# Problem statement
Return all of the entries below word for word, leaving out the pictures.

# Records for processing

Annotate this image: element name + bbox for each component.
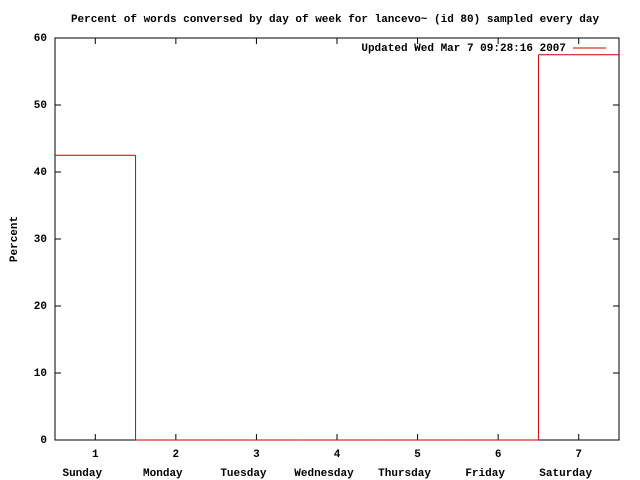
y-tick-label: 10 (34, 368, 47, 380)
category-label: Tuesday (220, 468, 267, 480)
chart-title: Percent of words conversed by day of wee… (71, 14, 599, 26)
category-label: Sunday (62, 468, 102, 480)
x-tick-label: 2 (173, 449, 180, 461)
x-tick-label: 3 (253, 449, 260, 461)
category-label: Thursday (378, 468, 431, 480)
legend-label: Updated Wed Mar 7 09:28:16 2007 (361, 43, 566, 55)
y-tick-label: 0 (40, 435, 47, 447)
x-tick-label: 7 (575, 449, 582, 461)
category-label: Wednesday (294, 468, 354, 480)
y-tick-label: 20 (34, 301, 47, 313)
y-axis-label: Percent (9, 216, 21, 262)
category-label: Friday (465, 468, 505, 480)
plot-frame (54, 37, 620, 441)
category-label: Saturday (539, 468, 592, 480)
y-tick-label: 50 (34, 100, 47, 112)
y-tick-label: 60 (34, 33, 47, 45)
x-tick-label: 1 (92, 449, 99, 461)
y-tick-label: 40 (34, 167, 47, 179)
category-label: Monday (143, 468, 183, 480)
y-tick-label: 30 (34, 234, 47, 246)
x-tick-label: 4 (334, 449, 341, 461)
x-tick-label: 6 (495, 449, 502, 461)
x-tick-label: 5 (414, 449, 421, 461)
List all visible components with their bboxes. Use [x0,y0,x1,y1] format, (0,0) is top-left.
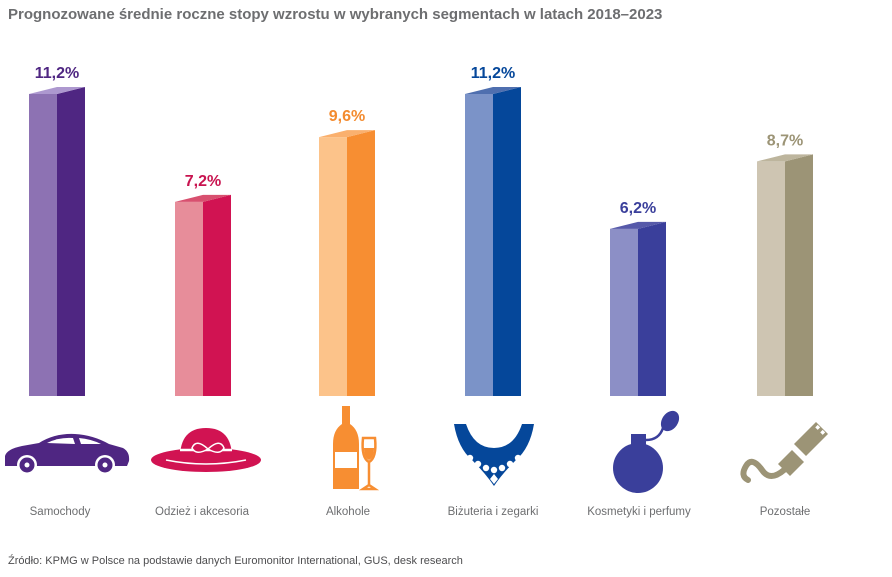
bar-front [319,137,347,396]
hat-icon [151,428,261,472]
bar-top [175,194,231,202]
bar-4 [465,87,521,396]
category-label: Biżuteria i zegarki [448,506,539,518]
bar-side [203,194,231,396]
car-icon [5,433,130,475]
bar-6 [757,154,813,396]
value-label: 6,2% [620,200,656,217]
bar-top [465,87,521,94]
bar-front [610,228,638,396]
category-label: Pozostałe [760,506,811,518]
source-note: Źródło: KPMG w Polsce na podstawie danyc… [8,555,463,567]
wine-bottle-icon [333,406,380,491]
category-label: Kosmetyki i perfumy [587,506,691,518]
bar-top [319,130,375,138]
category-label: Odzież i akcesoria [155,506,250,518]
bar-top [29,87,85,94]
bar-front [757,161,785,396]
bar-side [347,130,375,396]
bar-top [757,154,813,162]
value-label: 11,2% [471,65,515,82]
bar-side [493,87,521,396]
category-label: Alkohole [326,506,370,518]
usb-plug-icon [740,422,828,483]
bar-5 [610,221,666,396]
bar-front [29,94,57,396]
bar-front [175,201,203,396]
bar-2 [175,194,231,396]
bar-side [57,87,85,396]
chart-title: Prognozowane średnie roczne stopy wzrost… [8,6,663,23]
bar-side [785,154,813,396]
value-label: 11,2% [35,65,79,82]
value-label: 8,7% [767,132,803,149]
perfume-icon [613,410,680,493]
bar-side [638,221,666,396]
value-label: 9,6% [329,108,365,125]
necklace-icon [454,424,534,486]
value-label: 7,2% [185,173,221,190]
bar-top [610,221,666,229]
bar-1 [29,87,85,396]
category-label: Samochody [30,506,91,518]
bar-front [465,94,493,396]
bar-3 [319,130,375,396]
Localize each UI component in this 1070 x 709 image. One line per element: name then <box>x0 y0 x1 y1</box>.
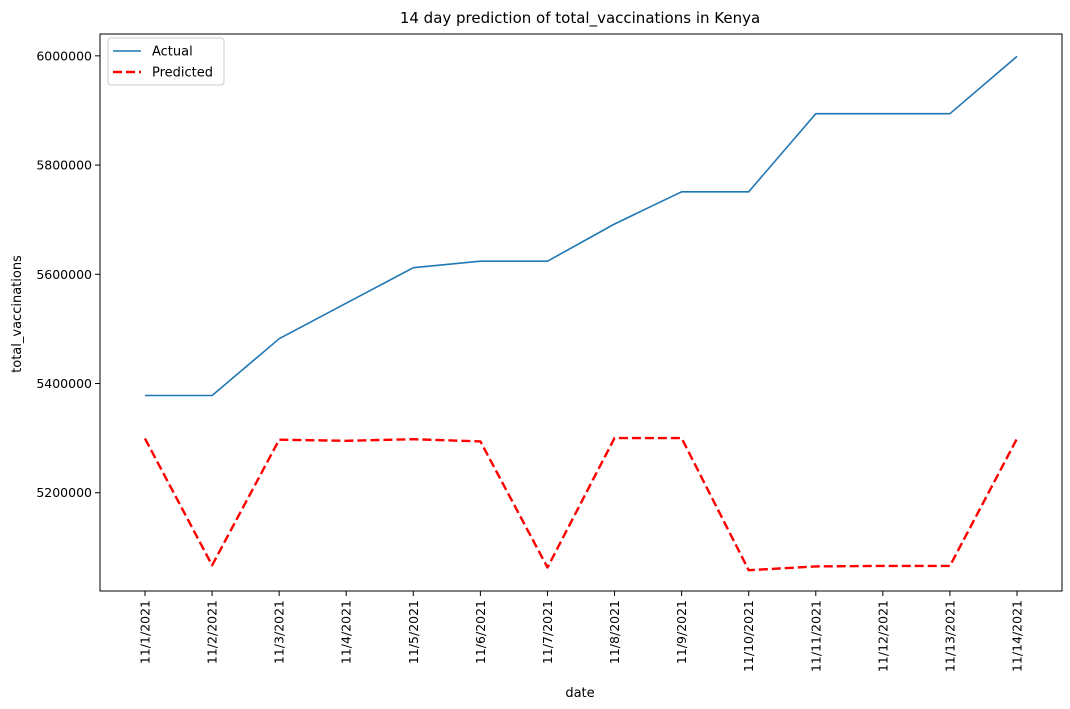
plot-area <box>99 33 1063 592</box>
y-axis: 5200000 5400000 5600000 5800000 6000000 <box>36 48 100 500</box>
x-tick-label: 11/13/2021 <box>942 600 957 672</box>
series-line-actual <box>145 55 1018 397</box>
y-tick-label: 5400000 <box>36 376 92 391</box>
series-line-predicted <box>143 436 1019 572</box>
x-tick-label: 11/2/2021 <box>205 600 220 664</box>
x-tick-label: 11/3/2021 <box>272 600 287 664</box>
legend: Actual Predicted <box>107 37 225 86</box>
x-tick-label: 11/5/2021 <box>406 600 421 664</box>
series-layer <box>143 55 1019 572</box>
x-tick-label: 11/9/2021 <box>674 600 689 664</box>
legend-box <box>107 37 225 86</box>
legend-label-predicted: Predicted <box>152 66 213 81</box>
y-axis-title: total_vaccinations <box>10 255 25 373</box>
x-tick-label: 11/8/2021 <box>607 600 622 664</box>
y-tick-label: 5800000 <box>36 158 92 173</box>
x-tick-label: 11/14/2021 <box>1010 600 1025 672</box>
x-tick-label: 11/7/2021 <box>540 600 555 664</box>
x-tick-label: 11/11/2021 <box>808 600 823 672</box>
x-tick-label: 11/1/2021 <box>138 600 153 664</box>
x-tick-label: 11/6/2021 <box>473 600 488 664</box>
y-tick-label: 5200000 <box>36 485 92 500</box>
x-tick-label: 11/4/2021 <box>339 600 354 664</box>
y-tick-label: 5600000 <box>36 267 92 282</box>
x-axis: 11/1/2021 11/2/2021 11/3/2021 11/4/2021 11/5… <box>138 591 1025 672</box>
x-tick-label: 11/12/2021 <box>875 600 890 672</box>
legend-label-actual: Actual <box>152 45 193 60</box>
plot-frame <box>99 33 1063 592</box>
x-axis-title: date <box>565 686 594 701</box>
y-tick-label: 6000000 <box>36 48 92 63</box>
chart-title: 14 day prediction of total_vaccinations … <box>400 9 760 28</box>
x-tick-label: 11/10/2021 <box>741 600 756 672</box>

# Exercise output
Annotate this image: element name + bbox for each component.
y-tick-label: 10 (34, 368, 47, 380)
category-label: Tuesday (220, 468, 267, 480)
chart-title: Percent of words conversed by day of wee… (71, 14, 599, 26)
category-label: Sunday (62, 468, 102, 480)
x-tick-label: 2 (173, 449, 180, 461)
x-tick-label: 3 (253, 449, 260, 461)
category-label: Thursday (378, 468, 431, 480)
legend-label: Updated Wed Mar 7 09:28:16 2007 (361, 43, 566, 55)
y-tick-label: 0 (40, 435, 47, 447)
x-tick-label: 7 (575, 449, 582, 461)
category-label: Wednesday (294, 468, 354, 480)
y-tick-label: 20 (34, 301, 47, 313)
y-axis-label: Percent (9, 216, 21, 262)
category-label: Friday (465, 468, 505, 480)
plot-frame (54, 37, 620, 441)
category-label: Saturday (539, 468, 592, 480)
y-tick-label: 50 (34, 100, 47, 112)
y-tick-label: 60 (34, 33, 47, 45)
x-tick-label: 1 (92, 449, 99, 461)
y-tick-label: 40 (34, 167, 47, 179)
category-label: Monday (143, 468, 183, 480)
y-tick-label: 30 (34, 234, 47, 246)
x-tick-label: 4 (334, 449, 341, 461)
x-tick-label: 6 (495, 449, 502, 461)
x-tick-label: 5 (414, 449, 421, 461)
List all visible components with their bboxes. Use [x0,y0,x1,y1] format, (0,0) is top-left.
bar-front [319,137,347,396]
hat-icon [151,428,261,472]
bar-top [175,194,231,202]
bar-4 [465,87,521,396]
category-label: Biżuteria i zegarki [448,506,539,518]
bar-side [203,194,231,396]
car-icon [5,433,130,475]
bar-6 [757,154,813,396]
value-label: 6,2% [620,200,656,217]
bar-top [465,87,521,94]
bar-front [610,228,638,396]
category-label: Pozostałe [760,506,811,518]
source-note: Źródło: KPMG w Polsce na podstawie danyc… [8,555,463,567]
wine-bottle-icon [333,406,380,491]
category-label: Kosmetyki i perfumy [587,506,691,518]
bar-top [319,130,375,138]
category-label: Odzież i akcesoria [155,506,250,518]
bar-top [29,87,85,94]
bar-front [757,161,785,396]
bar-side [347,130,375,396]
bar-top [757,154,813,162]
value-label: 11,2% [471,65,515,82]
bar-side [493,87,521,396]
category-label: Alkohole [326,506,370,518]
usb-plug-icon [740,422,828,483]
bar-5 [610,221,666,396]
bar-front [29,94,57,396]
bar-front [175,201,203,396]
bar-2 [175,194,231,396]
bar-side [57,87,85,396]
chart-title: Prognozowane średnie roczne stopy wzrost… [8,6,663,23]
bar-side [785,154,813,396]
value-label: 11,2% [35,65,79,82]
value-label: 8,7% [767,132,803,149]
perfume-icon [613,410,680,493]
bar-side [638,221,666,396]
value-label: 9,6% [329,108,365,125]
necklace-icon [454,424,534,486]
value-label: 7,2% [185,173,221,190]
bar-top [610,221,666,229]
bar-1 [29,87,85,396]
category-label: Samochody [30,506,91,518]
bar-front [465,94,493,396]
bar-3 [319,130,375,396]
Localize each UI component in this 1070 x 709 image. One line per element: name then <box>x0 y0 x1 y1</box>.
plot-area <box>99 33 1063 592</box>
y-axis: 5200000 5400000 5600000 5800000 6000000 <box>36 48 100 500</box>
x-tick-label: 11/13/2021 <box>942 600 957 672</box>
series-line-actual <box>145 55 1018 397</box>
y-tick-label: 5400000 <box>36 376 92 391</box>
series-line-predicted <box>143 436 1019 572</box>
x-tick-label: 11/2/2021 <box>205 600 220 664</box>
x-tick-label: 11/3/2021 <box>272 600 287 664</box>
legend: Actual Predicted <box>107 37 225 86</box>
x-tick-label: 11/5/2021 <box>406 600 421 664</box>
series-layer <box>143 55 1019 572</box>
x-tick-label: 11/9/2021 <box>674 600 689 664</box>
legend-box <box>107 37 225 86</box>
legend-label-predicted: Predicted <box>152 66 213 81</box>
y-axis-title: total_vaccinations <box>10 255 25 373</box>
x-tick-label: 11/8/2021 <box>607 600 622 664</box>
y-tick-label: 5800000 <box>36 158 92 173</box>
x-tick-label: 11/14/2021 <box>1010 600 1025 672</box>
x-tick-label: 11/7/2021 <box>540 600 555 664</box>
x-tick-label: 11/11/2021 <box>808 600 823 672</box>
x-tick-label: 11/1/2021 <box>138 600 153 664</box>
x-tick-label: 11/6/2021 <box>473 600 488 664</box>
y-tick-label: 5200000 <box>36 485 92 500</box>
x-tick-label: 11/4/2021 <box>339 600 354 664</box>
y-tick-label: 5600000 <box>36 267 92 282</box>
x-axis: 11/1/2021 11/2/2021 11/3/2021 11/4/2021 11/5… <box>138 591 1025 672</box>
x-tick-label: 11/12/2021 <box>875 600 890 672</box>
legend-label-actual: Actual <box>152 45 193 60</box>
plot-frame <box>99 33 1063 592</box>
x-axis-title: date <box>565 686 594 701</box>
y-tick-label: 6000000 <box>36 48 92 63</box>
chart-title: 14 day prediction of total_vaccinations … <box>400 9 760 28</box>
x-tick-label: 11/10/2021 <box>741 600 756 672</box>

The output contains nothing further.